"""
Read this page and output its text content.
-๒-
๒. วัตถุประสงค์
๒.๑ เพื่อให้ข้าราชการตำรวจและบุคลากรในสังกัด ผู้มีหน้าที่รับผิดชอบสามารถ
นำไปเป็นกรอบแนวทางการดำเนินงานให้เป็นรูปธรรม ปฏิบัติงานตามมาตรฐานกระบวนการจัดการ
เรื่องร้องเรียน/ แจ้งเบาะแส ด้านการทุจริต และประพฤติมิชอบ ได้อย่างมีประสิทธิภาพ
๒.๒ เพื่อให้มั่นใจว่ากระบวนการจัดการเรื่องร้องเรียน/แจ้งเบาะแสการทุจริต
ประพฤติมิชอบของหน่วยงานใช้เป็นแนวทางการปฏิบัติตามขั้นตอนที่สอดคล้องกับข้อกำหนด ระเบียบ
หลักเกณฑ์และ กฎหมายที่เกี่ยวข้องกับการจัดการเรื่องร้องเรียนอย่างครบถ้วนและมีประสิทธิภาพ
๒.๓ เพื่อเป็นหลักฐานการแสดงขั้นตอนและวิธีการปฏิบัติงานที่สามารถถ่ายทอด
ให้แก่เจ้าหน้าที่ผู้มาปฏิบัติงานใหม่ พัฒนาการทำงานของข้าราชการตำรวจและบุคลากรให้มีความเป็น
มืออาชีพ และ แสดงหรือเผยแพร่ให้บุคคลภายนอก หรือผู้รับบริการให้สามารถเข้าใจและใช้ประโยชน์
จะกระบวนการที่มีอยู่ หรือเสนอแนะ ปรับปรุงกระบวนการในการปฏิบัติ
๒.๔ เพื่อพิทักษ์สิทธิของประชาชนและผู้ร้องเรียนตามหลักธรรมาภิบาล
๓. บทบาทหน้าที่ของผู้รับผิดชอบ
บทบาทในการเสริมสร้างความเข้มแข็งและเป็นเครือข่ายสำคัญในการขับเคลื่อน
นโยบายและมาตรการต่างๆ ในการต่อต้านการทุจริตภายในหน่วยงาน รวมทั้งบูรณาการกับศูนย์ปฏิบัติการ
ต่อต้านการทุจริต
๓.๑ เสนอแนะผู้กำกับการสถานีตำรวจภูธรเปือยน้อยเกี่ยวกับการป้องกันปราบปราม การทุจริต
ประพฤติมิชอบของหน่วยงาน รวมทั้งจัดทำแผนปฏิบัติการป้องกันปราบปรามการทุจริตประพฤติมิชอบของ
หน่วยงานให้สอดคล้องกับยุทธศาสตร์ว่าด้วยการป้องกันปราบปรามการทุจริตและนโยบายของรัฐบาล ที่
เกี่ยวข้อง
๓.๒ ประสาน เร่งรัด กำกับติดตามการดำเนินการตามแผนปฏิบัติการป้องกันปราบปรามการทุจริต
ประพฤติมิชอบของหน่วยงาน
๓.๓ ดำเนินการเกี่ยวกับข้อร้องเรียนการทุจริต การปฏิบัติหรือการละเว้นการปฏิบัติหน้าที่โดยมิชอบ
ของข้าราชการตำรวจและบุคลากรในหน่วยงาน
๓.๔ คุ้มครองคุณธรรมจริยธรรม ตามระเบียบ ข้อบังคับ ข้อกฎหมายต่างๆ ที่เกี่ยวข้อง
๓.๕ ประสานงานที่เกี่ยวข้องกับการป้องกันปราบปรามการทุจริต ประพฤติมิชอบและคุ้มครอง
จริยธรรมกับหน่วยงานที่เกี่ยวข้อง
"""
> **TASK TO COMPLETE**:
Print out every entry, keeping each one exact.

> **ANSWER TO THIS EXERCISE**:
Read this page and output its text content.
-๒-
๒. วัตถุประสงค์
๒.๑ เพื่อให้ข้าราชการตำรวจและบุคลากรในสังกัด ผู้มีหน้าที่รับผิดชอบสามารถ
นำไปเป็นกรอบแนวทางการดำเนินงานให้เป็นรูปธรรม ปฏิบัติงานตามมาตรฐานกระบวนการจัดการ
เรื่องร้องเรียน/ แจ้งเบาะแส ด้านการทุจริต และประพฤติมิชอบ ได้อย่างมีประสิทธิภาพ
๒.๒ เพื่อให้มั่นใจว่ากระบวนการจัดการเรื่องร้องเรียน/แจ้งเบาะแสการทุจริต
ประพฤติมิชอบของหน่วยงานใช้เป็นแนวทางการปฏิบัติตามขั้นตอนที่สอดคล้องกับข้อกำหนด ระเบียบ
หลักเกณฑ์และ กฎหมายที่เกี่ยวข้องกับการจัดการเรื่องร้องเรียนอย่างครบถ้วนและมีประสิทธิภาพ
๒.๓ เพื่อเป็นหลักฐานการแสดงขั้นตอนและวิธีการปฏิบัติงานที่สามารถถ่ายทอด
ให้แก่เจ้าหน้าที่ผู้มาปฏิบัติงานใหม่ พัฒนาการทำงานของข้าราชการตำรวจและบุคลากรให้มีความเป็น
มืออาชีพ และ แสดงหรือเผยแพร่ให้บุคคลภายนอก หรือผู้รับบริการให้สามารถเข้าใจและใช้ประโยชน์
จะกระบวนการที่มีอยู่ หรือเสนอแนะ ปรับปรุงกระบวนการในการปฏิบัติ
๒.๔ เพื่อพิทักษ์สิทธิของประชาชนและผู้ร้องเรียนตามหลักธรรมาภิบาล
๓. บทบาทหน้าที่ของผู้รับผิดชอบ
บทบาทในการเสริมสร้างความเข้มแข็งและเป็นเครือข่ายสำคัญในการขับเคลื่อน
นโยบายและมาตรการต่างๆ ในการต่อต้านการทุจริตภายในหน่วยงาน รวมทั้งบูรณาการกับศูนย์ปฏิบัติการ
ต่อต้านการทุจริต
๓.๑ เสนอแนะผู้กำกับการสถานีตำรวจภูธรเปือยน้อยเกี่ยวกับการป้องกันปราบปราม การทุจริต
ประพฤติมิชอบของหน่วยงาน รวมทั้งจัดทำแผนปฏิบัติการป้องกันปราบปรามการทุจริตประพฤติมิชอบของ
หน่วยงานให้สอดคล้องกับยุทธศาสตร์ว่าด้วยการป้องกันปราบปรามการทุจริตและนโยบายของรัฐบาล ที่
เกี่ยวข้อง
๓.๒ ประสาน เร่งรัด กำกับติดตามการดำเนินการตามแผนปฏิบัติการป้องกันปราบปรามการทุจริต
ประพฤติมิชอบของหน่วยงาน
๓.๓ ดำเนินการเกี่ยวกับข้อร้องเรียนการทุจริต การปฏิบัติหรือการละเว้นการปฏิบัติหน้าที่โดยมิชอบ
ของข้าราชการตำรวจและบุคลากรในหน่วยงาน
๓.๔ คุ้มครองคุณธรรมจริยธรรม ตามระเบียบ ข้อบังคับ ข้อกฎหมายต่างๆ ที่เกี่ยวข้อง
๓.๕ ประสานงานที่เกี่ยวข้องกับการป้องกันปราบปรามการทุจริต ประพฤติมิชอบและคุ้มครอง
จริยธรรมกับหน่วยงานที่เกี่ยวข้อง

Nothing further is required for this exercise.